--- Start of Working data ---

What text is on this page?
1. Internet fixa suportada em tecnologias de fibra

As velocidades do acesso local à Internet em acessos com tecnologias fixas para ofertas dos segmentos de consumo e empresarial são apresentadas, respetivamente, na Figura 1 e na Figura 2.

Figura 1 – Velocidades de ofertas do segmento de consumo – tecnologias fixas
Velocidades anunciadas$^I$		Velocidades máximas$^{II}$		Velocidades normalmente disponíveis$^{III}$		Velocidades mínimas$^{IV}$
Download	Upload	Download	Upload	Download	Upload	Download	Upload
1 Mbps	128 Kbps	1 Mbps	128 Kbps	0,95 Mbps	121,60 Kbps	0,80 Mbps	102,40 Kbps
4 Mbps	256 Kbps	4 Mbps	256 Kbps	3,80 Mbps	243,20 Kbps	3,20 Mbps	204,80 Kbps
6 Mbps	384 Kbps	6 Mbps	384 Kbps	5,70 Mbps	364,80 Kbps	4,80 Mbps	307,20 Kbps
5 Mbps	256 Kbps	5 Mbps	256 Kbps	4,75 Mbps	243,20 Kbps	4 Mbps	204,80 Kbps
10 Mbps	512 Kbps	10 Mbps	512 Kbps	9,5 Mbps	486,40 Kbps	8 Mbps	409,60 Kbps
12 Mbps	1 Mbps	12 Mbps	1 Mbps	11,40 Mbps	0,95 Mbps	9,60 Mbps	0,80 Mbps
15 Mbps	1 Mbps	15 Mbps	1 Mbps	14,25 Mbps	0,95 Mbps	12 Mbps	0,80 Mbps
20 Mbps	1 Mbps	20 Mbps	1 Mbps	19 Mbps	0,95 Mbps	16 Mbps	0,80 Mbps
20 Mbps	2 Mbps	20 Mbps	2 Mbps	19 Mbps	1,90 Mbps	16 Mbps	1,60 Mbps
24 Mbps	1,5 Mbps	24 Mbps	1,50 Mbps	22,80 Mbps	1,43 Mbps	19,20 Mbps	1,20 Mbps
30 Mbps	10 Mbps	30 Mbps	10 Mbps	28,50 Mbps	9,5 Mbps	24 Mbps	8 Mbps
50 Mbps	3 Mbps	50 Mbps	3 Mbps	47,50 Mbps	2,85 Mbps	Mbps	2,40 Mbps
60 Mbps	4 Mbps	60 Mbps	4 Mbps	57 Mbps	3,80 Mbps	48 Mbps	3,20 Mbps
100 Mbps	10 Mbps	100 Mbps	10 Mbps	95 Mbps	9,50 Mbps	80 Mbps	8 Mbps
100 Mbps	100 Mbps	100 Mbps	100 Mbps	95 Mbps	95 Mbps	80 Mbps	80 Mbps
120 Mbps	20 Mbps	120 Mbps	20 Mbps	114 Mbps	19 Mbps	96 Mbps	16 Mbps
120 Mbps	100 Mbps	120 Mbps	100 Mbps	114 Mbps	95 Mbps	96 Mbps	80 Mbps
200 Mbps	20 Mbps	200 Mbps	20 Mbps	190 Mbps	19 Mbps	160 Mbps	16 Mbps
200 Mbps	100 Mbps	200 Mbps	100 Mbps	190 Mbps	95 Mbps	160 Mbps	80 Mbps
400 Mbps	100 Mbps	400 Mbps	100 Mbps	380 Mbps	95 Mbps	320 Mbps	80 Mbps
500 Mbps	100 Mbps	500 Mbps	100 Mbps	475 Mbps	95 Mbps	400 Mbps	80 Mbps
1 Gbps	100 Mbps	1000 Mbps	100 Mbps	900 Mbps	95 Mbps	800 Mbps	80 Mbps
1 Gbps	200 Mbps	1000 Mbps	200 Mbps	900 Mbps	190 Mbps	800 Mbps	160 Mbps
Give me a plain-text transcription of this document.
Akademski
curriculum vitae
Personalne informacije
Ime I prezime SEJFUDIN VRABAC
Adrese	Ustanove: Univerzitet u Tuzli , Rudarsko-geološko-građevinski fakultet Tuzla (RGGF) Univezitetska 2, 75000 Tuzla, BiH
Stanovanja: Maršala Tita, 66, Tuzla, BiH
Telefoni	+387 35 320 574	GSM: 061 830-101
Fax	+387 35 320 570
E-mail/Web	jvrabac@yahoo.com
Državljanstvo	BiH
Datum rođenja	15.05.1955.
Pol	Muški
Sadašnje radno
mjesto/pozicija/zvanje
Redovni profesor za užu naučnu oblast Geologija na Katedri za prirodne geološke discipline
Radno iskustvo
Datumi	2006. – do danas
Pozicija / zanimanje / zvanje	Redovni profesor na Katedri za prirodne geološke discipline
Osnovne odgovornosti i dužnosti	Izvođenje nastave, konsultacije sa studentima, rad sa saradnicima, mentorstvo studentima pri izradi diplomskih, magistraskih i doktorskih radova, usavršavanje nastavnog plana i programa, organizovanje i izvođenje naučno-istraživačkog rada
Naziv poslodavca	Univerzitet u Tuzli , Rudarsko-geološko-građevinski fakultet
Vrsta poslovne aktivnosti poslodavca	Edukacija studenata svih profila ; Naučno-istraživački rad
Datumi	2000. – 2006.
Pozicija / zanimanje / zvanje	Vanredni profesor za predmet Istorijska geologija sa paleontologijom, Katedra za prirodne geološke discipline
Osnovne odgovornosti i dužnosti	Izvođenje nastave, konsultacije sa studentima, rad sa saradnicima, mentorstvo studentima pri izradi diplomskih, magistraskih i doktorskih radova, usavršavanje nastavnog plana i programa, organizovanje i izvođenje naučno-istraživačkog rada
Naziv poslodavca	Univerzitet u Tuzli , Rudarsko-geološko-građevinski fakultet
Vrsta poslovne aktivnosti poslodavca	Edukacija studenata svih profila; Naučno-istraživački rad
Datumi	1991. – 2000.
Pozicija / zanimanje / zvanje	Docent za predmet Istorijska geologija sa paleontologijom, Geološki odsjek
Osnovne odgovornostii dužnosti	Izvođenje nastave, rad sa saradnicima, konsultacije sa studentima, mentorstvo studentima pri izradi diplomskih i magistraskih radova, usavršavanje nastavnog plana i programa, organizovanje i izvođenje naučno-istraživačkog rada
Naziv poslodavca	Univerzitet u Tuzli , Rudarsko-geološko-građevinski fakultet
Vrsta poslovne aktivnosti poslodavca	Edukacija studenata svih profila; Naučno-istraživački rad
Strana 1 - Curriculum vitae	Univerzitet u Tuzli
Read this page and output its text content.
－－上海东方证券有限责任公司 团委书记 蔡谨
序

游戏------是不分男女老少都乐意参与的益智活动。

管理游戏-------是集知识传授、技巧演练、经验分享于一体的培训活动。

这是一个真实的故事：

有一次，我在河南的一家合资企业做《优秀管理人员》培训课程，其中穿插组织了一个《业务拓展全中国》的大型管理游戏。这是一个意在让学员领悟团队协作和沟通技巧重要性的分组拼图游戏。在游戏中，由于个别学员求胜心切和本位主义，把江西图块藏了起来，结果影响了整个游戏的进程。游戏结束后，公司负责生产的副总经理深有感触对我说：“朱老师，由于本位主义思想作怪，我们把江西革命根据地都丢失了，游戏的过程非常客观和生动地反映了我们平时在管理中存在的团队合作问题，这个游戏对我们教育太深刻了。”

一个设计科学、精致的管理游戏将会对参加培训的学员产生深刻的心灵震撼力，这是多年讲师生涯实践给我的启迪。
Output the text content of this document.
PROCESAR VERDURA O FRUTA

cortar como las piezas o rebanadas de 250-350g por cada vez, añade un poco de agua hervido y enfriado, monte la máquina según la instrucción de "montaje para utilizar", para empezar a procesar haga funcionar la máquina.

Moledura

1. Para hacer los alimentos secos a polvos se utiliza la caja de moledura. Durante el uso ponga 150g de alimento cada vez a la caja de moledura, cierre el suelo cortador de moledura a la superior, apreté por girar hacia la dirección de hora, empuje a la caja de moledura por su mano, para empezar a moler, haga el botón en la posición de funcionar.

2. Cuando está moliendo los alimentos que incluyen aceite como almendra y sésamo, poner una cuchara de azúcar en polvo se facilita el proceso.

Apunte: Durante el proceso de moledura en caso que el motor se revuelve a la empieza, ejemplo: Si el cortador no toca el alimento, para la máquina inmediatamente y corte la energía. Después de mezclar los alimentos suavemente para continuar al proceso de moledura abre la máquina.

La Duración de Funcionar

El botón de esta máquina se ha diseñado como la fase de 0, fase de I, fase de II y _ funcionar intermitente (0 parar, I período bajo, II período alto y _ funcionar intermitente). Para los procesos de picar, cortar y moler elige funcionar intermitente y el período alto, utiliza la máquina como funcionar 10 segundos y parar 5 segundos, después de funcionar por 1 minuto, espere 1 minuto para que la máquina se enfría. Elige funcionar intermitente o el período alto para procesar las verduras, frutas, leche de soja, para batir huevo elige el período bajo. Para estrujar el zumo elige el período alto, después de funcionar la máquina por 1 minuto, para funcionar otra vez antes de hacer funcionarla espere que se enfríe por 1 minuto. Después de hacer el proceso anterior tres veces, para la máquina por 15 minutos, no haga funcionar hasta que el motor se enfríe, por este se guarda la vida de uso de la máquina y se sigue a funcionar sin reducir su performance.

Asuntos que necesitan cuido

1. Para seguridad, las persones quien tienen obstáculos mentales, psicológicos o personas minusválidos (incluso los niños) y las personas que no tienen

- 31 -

--- End of Working data ---

### Instruction
State how many lines of the data include the word "tecnologias", with nothing else.

### Output for this exercise
3